>>>
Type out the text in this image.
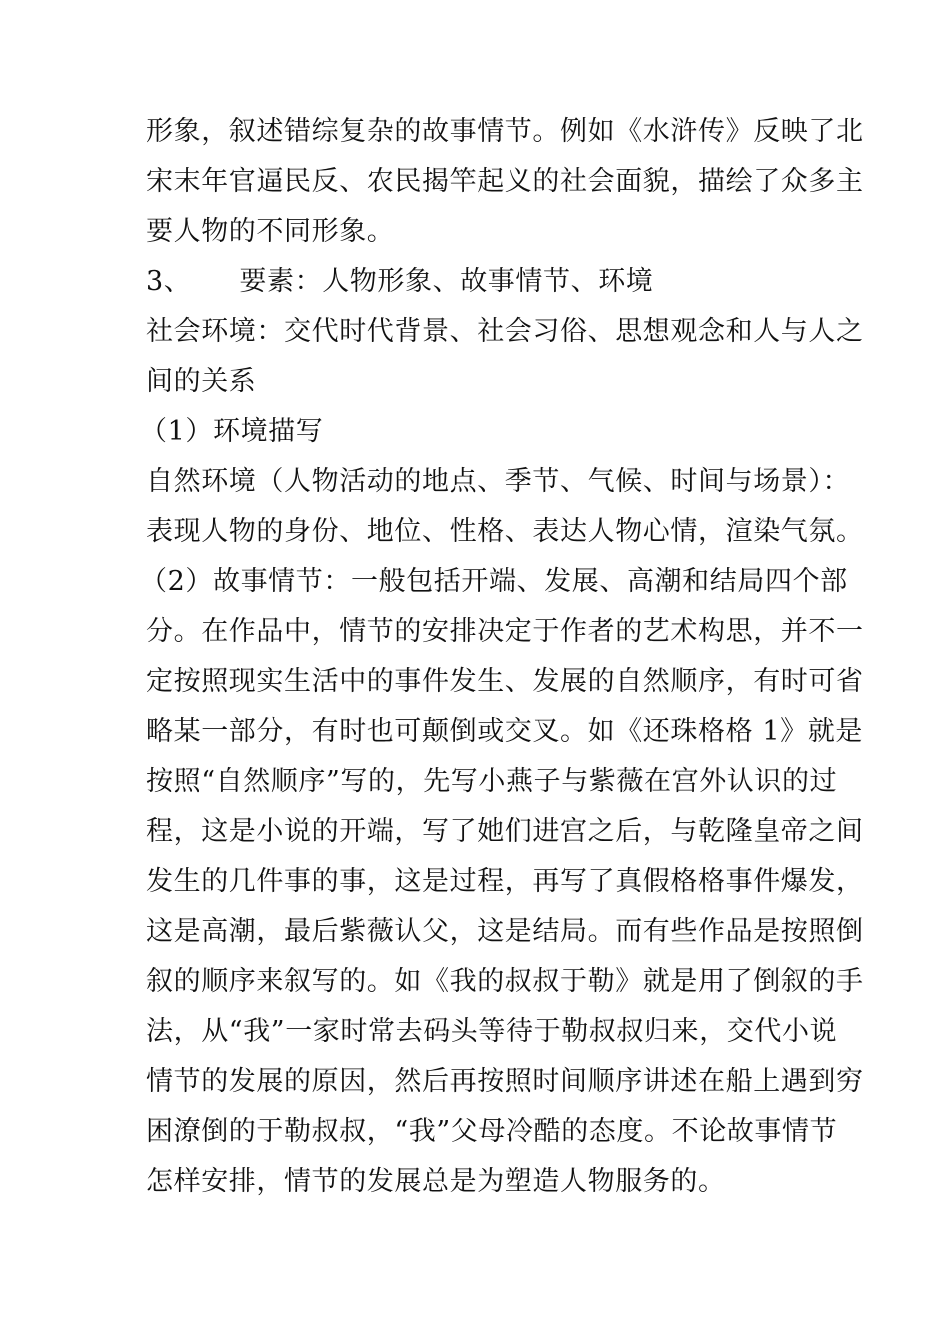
形象，叙述错综复杂的故事情节。例如《水浒传》反映了北
宋末年官逼民反、农民揭竿起义的社会面貌，描绘了众多主
要人物的不同形象。
3、 要素：人物形象、故事情节、环境
社会环境：交代时代背景、社会习俗、思想观念和人与人之
间的关系
（1）环境描写
自然环境（人物活动的地点、季节、气候、时间与场景）：
表现人物的身份、地位、性格、表达人物心情，渲染气氛。
（2）故事情节：一般包括开端、发展、高潮和结局四个部
分。在作品中，情节的安排决定于作者的艺术构思，并不一
定按照现实生活中的事件发生、发展的自然顺序，有时可省
略某一部分，有时也可颠倒或交叉。如《还珠格格 1》就是
按照“自然顺序”写的，先写小燕子与紫薇在宫外认识的过
程，这是小说的开端，写了她们进宫之后，与乾隆皇帝之间
发生的几件事的事，这是过程，再写了真假格格事件爆发，
这是高潮，最后紫薇认父，这是结局。而有些作品是按照倒
叙的顺序来叙写的。如《我的叔叔于勒》就是用了倒叙的手
法，从“我”一家时常去码头等待于勒叔叔归来，交代小说
情节的发展的原因，然后再按照时间顺序讲述在船上遇到穷
困潦倒的于勒叔叔，“我”父母冷酷的态度。不论故事情节
怎样安排，情节的发展总是为塑造人物服务的。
<<<
__Description of the task__. Return the whole listing, word for word, and leave out every picture.

__Solution to the exercise__.
Type out the text in this image.
形象，叙述错综复杂的故事情节。例如《水浒传》反映了北
宋末年官逼民反、农民揭竿起义的社会面貌，描绘了众多主
要人物的不同形象。
3、 要素：人物形象、故事情节、环境
社会环境：交代时代背景、社会习俗、思想观念和人与人之
间的关系
（1）环境描写
自然环境（人物活动的地点、季节、气候、时间与场景）：
表现人物的身份、地位、性格、表达人物心情，渲染气氛。
（2）故事情节：一般包括开端、发展、高潮和结局四个部
分。在作品中，情节的安排决定于作者的艺术构思，并不一
定按照现实生活中的事件发生、发展的自然顺序，有时可省
略某一部分，有时也可颠倒或交叉。如《还珠格格 1》就是
按照“自然顺序”写的，先写小燕子与紫薇在宫外认识的过
程，这是小说的开端，写了她们进宫之后，与乾隆皇帝之间
发生的几件事的事，这是过程，再写了真假格格事件爆发，
这是高潮，最后紫薇认父，这是结局。而有些作品是按照倒
叙的顺序来叙写的。如《我的叔叔于勒》就是用了倒叙的手
法，从“我”一家时常去码头等待于勒叔叔归来，交代小说
情节的发展的原因，然后再按照时间顺序讲述在船上遇到穷
困潦倒的于勒叔叔，“我”父母冷酷的态度。不论故事情节
怎样安排，情节的发展总是为塑造人物服务的。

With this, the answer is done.